+++ Supplied records +++
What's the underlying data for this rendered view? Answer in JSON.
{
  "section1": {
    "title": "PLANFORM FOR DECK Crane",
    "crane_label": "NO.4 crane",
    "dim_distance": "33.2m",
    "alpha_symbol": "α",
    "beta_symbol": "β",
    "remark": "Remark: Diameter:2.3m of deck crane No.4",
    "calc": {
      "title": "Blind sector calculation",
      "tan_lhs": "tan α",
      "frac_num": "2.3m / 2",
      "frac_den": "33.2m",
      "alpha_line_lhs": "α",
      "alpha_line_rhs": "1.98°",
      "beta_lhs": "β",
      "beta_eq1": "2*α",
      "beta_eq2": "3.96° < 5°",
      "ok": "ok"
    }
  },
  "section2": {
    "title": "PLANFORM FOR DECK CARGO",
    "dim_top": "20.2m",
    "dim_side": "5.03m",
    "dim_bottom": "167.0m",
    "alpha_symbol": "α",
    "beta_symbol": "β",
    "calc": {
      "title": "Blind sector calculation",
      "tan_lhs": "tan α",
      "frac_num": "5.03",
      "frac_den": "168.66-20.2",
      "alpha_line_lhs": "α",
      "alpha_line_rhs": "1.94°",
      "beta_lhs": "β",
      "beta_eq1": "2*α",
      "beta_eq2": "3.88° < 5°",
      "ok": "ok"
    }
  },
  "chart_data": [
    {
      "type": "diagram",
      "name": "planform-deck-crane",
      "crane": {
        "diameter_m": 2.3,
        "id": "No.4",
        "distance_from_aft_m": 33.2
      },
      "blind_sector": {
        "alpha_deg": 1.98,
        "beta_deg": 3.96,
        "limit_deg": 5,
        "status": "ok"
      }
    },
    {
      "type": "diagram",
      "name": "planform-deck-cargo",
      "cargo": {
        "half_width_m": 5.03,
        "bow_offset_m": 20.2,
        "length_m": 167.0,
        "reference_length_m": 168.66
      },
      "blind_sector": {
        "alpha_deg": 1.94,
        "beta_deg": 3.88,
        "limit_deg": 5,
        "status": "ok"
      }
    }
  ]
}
+++
Given problem:
Search the lines above for the string "name" and copy each line that has it.

Task result:
      "name": "planform-deck-crane",
      "name": "planform-deck-cargo",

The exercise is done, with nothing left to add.